### [Task details]
Could you output each line of the data that follows exactly?

(Data extracted from a collection)

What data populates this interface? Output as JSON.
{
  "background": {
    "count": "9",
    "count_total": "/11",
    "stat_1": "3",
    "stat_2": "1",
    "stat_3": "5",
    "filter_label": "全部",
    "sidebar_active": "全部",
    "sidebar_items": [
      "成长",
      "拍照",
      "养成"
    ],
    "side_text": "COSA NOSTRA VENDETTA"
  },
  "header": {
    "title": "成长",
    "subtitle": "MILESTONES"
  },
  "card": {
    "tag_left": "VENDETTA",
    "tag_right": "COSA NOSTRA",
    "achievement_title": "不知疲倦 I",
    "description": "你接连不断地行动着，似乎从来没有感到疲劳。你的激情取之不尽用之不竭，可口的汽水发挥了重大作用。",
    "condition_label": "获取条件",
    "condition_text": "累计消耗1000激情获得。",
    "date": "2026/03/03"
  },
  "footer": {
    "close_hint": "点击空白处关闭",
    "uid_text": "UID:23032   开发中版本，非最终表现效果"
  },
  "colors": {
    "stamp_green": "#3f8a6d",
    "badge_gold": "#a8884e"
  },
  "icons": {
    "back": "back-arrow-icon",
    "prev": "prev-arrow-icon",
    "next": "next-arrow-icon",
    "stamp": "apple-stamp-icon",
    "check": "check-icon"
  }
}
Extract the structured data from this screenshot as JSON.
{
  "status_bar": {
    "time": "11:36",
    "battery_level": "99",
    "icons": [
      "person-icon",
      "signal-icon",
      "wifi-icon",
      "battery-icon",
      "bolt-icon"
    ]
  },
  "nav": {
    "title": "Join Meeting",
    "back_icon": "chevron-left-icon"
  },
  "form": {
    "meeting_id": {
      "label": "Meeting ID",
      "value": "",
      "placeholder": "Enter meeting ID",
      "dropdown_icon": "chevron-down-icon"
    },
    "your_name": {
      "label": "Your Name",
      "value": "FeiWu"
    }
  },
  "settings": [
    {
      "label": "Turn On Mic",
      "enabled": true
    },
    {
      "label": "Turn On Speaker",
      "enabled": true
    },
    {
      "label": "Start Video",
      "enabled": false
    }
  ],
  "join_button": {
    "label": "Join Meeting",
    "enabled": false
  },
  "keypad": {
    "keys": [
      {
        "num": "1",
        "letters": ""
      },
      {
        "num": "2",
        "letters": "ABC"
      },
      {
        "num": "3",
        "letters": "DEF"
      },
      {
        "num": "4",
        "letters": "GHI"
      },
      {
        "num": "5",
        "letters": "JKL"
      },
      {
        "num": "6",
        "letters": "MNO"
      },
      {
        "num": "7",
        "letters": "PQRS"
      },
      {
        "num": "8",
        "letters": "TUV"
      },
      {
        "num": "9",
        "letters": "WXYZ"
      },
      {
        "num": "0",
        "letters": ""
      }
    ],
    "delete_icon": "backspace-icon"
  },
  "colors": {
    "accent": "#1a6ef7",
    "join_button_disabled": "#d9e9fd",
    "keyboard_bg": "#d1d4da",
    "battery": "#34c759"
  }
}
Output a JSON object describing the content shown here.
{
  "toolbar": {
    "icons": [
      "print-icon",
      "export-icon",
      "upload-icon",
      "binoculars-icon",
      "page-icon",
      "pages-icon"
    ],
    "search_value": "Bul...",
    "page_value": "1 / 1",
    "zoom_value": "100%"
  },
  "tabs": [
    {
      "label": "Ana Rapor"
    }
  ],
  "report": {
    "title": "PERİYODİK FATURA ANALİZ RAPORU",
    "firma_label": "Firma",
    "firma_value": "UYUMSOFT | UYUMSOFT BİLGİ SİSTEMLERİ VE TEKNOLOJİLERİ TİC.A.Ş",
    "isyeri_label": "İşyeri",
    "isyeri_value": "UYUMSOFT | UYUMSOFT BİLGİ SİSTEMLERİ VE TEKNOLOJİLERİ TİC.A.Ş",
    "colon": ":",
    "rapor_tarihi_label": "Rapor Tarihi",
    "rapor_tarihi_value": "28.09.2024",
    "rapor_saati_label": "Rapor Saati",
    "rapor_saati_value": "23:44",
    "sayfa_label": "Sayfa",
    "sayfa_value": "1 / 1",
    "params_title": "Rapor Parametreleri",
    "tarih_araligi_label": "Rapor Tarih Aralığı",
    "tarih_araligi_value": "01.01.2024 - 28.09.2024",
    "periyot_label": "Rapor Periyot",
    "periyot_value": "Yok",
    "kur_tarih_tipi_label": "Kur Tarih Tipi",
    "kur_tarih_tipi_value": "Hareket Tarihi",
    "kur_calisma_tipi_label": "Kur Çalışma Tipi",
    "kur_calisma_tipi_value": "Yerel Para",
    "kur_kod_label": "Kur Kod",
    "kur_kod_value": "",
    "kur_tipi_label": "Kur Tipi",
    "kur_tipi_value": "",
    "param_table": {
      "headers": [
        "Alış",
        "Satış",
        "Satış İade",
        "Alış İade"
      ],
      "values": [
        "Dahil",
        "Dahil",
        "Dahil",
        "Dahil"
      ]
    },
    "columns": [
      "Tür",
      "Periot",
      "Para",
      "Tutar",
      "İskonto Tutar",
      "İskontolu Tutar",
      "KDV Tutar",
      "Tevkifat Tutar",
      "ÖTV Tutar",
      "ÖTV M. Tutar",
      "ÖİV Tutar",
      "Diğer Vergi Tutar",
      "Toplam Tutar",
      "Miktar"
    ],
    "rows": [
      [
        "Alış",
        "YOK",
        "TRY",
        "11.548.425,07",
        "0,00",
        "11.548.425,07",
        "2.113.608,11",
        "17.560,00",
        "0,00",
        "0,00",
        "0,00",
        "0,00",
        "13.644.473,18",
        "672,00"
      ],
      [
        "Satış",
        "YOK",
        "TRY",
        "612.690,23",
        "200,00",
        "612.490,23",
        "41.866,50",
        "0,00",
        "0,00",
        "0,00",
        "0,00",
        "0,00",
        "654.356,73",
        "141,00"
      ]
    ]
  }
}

### [Reply]
What data populates this interface? Output as JSON.
{
  "background": {
    "count": "9",
    "count_total": "/11",
    "stat_1": "3",
    "stat_2": "1",
    "stat_3": "5",
    "filter_label": "全部",
    "sidebar_active": "全部",
    "sidebar_items": [
      "成长",
      "拍照",
      "养成"
    ],
    "side_text": "COSA NOSTRA VENDETTA"
  },
  "header": {
    "title": "成长",
    "subtitle": "MILESTONES"
  },
  "card": {
    "tag_left": "VENDETTA",
    "tag_right": "COSA NOSTRA",
    "achievement_title": "不知疲倦 I",
    "description": "你接连不断地行动着，似乎从来没有感到疲劳。你的激情取之不尽用之不竭，可口的汽水发挥了重大作用。",
    "condition_label": "获取条件",
    "condition_text": "累计消耗1000激情获得。",
    "date": "2026/03/03"
  },
  "footer": {
    "close_hint": "点击空白处关闭",
    "uid_text": "UID:23032   开发中版本，非最终表现效果"
  },
  "colors": {
    "stamp_green": "#3f8a6d",
    "badge_gold": "#a8884e"
  },
  "icons": {
    "back": "back-arrow-icon",
    "prev": "prev-arrow-icon",
    "next": "next-arrow-icon",
    "stamp": "apple-stamp-icon",
    "check": "check-icon"
  }
}
Extract the structured data from this screenshot as JSON.
{
  "status_bar": {
    "time": "11:36",
    "battery_level": "99",
    "icons": [
      "person-icon",
      "signal-icon",
      "wifi-icon",
      "battery-icon",
      "bolt-icon"
    ]
  },
  "nav": {
    "title": "Join Meeting",
    "back_icon": "chevron-left-icon"
  },
  "form": {
    "meeting_id": {
      "label": "Meeting ID",
      "value": "",
      "placeholder": "Enter meeting ID",
      "dropdown_icon": "chevron-down-icon"
    },
    "your_name": {
      "label": "Your Name",
      "value": "FeiWu"
    }
  },
  "settings": [
    {
      "label": "Turn On Mic",
      "enabled": true
    },
    {
      "label": "Turn On Speaker",
      "enabled": true
    },
    {
      "label": "Start Video",
      "enabled": false
    }
  ],
  "join_button": {
    "label": "Join Meeting",
    "enabled": false
  },
  "keypad": {
    "keys": [
      {
        "num": "1",
        "letters": ""
      },
      {
        "num": "2",
        "letters": "ABC"
      },
      {
        "num": "3",
        "letters": "DEF"
      },
      {
        "num": "4",
        "letters": "GHI"
      },
      {
        "num": "5",
        "letters": "JKL"
      },
      {
        "num": "6",
        "letters": "MNO"
      },
      {
        "num": "7",
        "letters": "PQRS"
      },
      {
        "num": "8",
        "letters": "TUV"
      },
      {
        "num": "9",
        "letters": "WXYZ"
      },
      {
        "num": "0",
        "letters": ""
      }
    ],
    "delete_icon": "backspace-icon"
  },
  "colors": {
    "accent": "#1a6ef7",
    "join_button_disabled": "#d9e9fd",
    "keyboard_bg": "#d1d4da",
    "battery": "#34c759"
  }
}
Output a JSON object describing the content shown here.
{
  "toolbar": {
    "icons": [
      "print-icon",
      "export-icon",
      "upload-icon",
      "binoculars-icon",
      "page-icon",
      "pages-icon"
    ],
    "search_value": "Bul...",
    "page_value": "1 / 1",
    "zoom_value": "100%"
  },
  "tabs": [
    {
      "label": "Ana Rapor"
    }
  ],
  "report": {
    "title": "PERİYODİK FATURA ANALİZ RAPORU",
    "firma_label": "Firma",
    "firma_value": "UYUMSOFT | UYUMSOFT BİLGİ SİSTEMLERİ VE TEKNOLOJİLERİ TİC.A.Ş",
    "isyeri_label": "İşyeri",
    "isyeri_value": "UYUMSOFT | UYUMSOFT BİLGİ SİSTEMLERİ VE TEKNOLOJİLERİ TİC.A.Ş",
    "colon": ":",
    "rapor_tarihi_label": "Rapor Tarihi",
    "rapor_tarihi_value": "28.09.2024",
    "rapor_saati_label": "Rapor Saati",
    "rapor_saati_value": "23:44",
    "sayfa_label": "Sayfa",
    "sayfa_value": "1 / 1",
    "params_title": "Rapor Parametreleri",
    "tarih_araligi_label": "Rapor Tarih Aralığı",
    "tarih_araligi_value": "01.01.2024 - 28.09.2024",
    "periyot_label": "Rapor Periyot",
    "periyot_value": "Yok",
    "kur_tarih_tipi_label": "Kur Tarih Tipi",
    "kur_tarih_tipi_value": "Hareket Tarihi",
    "kur_calisma_tipi_label": "Kur Çalışma Tipi",
    "kur_calisma_tipi_value": "Yerel Para",
    "kur_kod_label": "Kur Kod",
    "kur_kod_value": "",
    "kur_tipi_label": "Kur Tipi",
    "kur_tipi_value": "",
    "param_table": {
      "headers": [
        "Alış",
        "Satış",
        "Satış İade",
        "Alış İade"
      ],
      "values": [
        "Dahil",
        "Dahil",
        "Dahil",
        "Dahil"
      ]
    },
    "columns": [
      "Tür",
      "Periot",
      "Para",
      "Tutar",
      "İskonto Tutar",
      "İskontolu Tutar",
      "KDV Tutar",
      "Tevkifat Tutar",
      "ÖTV Tutar",
      "ÖTV M. Tutar",
      "ÖİV Tutar",
      "Diğer Vergi Tutar",
      "Toplam Tutar",
      "Miktar"
    ],
    "rows": [
      [
        "Alış",
        "YOK",
        "TRY",
        "11.548.425,07",
        "0,00",
        "11.548.425,07",
        "2.113.608,11",
        "17.560,00",
        "0,00",
        "0,00",
        "0,00",
        "0,00",
        "13.644.473,18",
        "672,00"
      ],
      [
        "Satış",
        "YOK",
        "TRY",
        "612.690,23",
        "200,00",
        "612.490,23",
        "41.866,50",
        "0,00",
        "0,00",
        "0,00",
        "0,00",
        "0,00",
        "654.356,73",
        "141,00"
      ]
    ]
  }
}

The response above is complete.